▸ Exercise objective
Can you write out all the lines word for word, with no pictures?

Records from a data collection
— Start —
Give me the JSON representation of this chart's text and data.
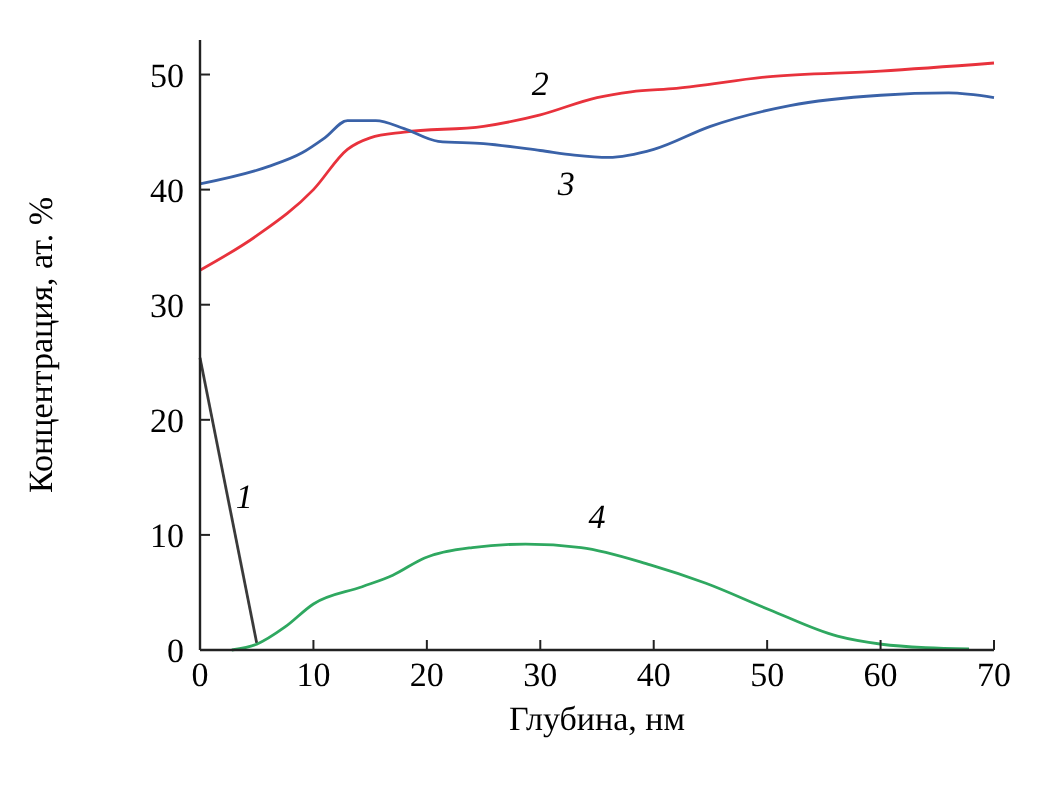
{
  "chart_data": {
    "type": "line",
    "xlabel": "Глубина, нм",
    "ylabel": "Концентрация, ат. %",
    "xlim": [
      0,
      70
    ],
    "xticks": [
      0,
      10,
      20,
      30,
      40,
      50,
      60,
      70
    ],
    "ylim": [
      0,
      53
    ],
    "yticks": [
      0,
      10,
      20,
      30,
      40,
      50
    ],
    "marker": "none",
    "line_style": "solid",
    "series": [
      {
        "name": "1",
        "color": "#3a3a3a",
        "x": [
          0,
          5
        ],
        "values": [
          25.4,
          0.6
        ]
      },
      {
        "name": "2",
        "color": "#e8323c",
        "x": [
          0,
          5,
          10,
          13,
          15,
          18,
          25,
          30,
          35,
          38,
          42,
          50,
          60,
          70
        ],
        "values": [
          33,
          36,
          40,
          43.5,
          44.5,
          45,
          45.5,
          46.5,
          48,
          48.5,
          48.8,
          49.8,
          50.3,
          51
        ]
      },
      {
        "name": "3",
        "color": "#3a62a8",
        "x": [
          0,
          6,
          9,
          11,
          13,
          15.5,
          18,
          21,
          25,
          30,
          33,
          36,
          40,
          45,
          52,
          60,
          66,
          70
        ],
        "values": [
          40.5,
          42,
          43.2,
          44.5,
          46,
          46,
          45.3,
          44.2,
          44,
          43.4,
          43,
          42.8,
          43.5,
          45.5,
          47.3,
          48.2,
          48.4,
          48
        ]
      },
      {
        "name": "4",
        "color": "#2fa860",
        "x": [
          2.8,
          5,
          7.5,
          10,
          14.3,
          17,
          19.8,
          24,
          28.7,
          33.6,
          39.7,
          44.6,
          50.2,
          56.2,
          60.1,
          64,
          67.8
        ],
        "values": [
          0,
          0.5,
          2,
          4,
          5.5,
          6.5,
          8,
          8.9,
          9.2,
          8.9,
          7.4,
          5.8,
          3.5,
          1.2,
          0.5,
          0.2,
          0.1
        ]
      }
    ]
  }
}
— End —
▸ Solution
Give me the JSON representation of this chart's text and data.
{
  "chart_data": {
    "type": "line",
    "xlabel": "Глубина, нм",
    "ylabel": "Концентрация, ат. %",
    "xlim": [
      0,
      70
    ],
    "xticks": [
      0,
      10,
      20,
      30,
      40,
      50,
      60,
      70
    ],
    "ylim": [
      0,
      53
    ],
    "yticks": [
      0,
      10,
      20,
      30,
      40,
      50
    ],
    "marker": "none",
    "line_style": "solid",
    "series": [
      {
        "name": "1",
        "color": "#3a3a3a",
        "x": [
          0,
          5
        ],
        "values": [
          25.4,
          0.6
        ]
      },
      {
        "name": "2",
        "color": "#e8323c",
        "x": [
          0,
          5,
          10,
          13,
          15,
          18,
          25,
          30,
          35,
          38,
          42,
          50,
          60,
          70
        ],
        "values": [
          33,
          36,
          40,
          43.5,
          44.5,
          45,
          45.5,
          46.5,
          48,
          48.5,
          48.8,
          49.8,
          50.3,
          51
        ]
      },
      {
        "name": "3",
        "color": "#3a62a8",
        "x": [
          0,
          6,
          9,
          11,
          13,
          15.5,
          18,
          21,
          25,
          30,
          33,
          36,
          40,
          45,
          52,
          60,
          66,
          70
        ],
        "values": [
          40.5,
          42,
          43.2,
          44.5,
          46,
          46,
          45.3,
          44.2,
          44,
          43.4,
          43,
          42.8,
          43.5,
          45.5,
          47.3,
          48.2,
          48.4,
          48
        ]
      },
      {
        "name": "4",
        "color": "#2fa860",
        "x": [
          2.8,
          5,
          7.5,
          10,
          14.3,
          17,
          19.8,
          24,
          28.7,
          33.6,
          39.7,
          44.6,
          50.2,
          56.2,
          60.1,
          64,
          67.8
        ],
        "values": [
          0,
          0.5,
          2,
          4,
          5.5,
          6.5,
          8,
          8.9,
          9.2,
          8.9,
          7.4,
          5.8,
          3.5,
          1.2,
          0.5,
          0.2,
          0.1
        ]
      }
    ]
  }
}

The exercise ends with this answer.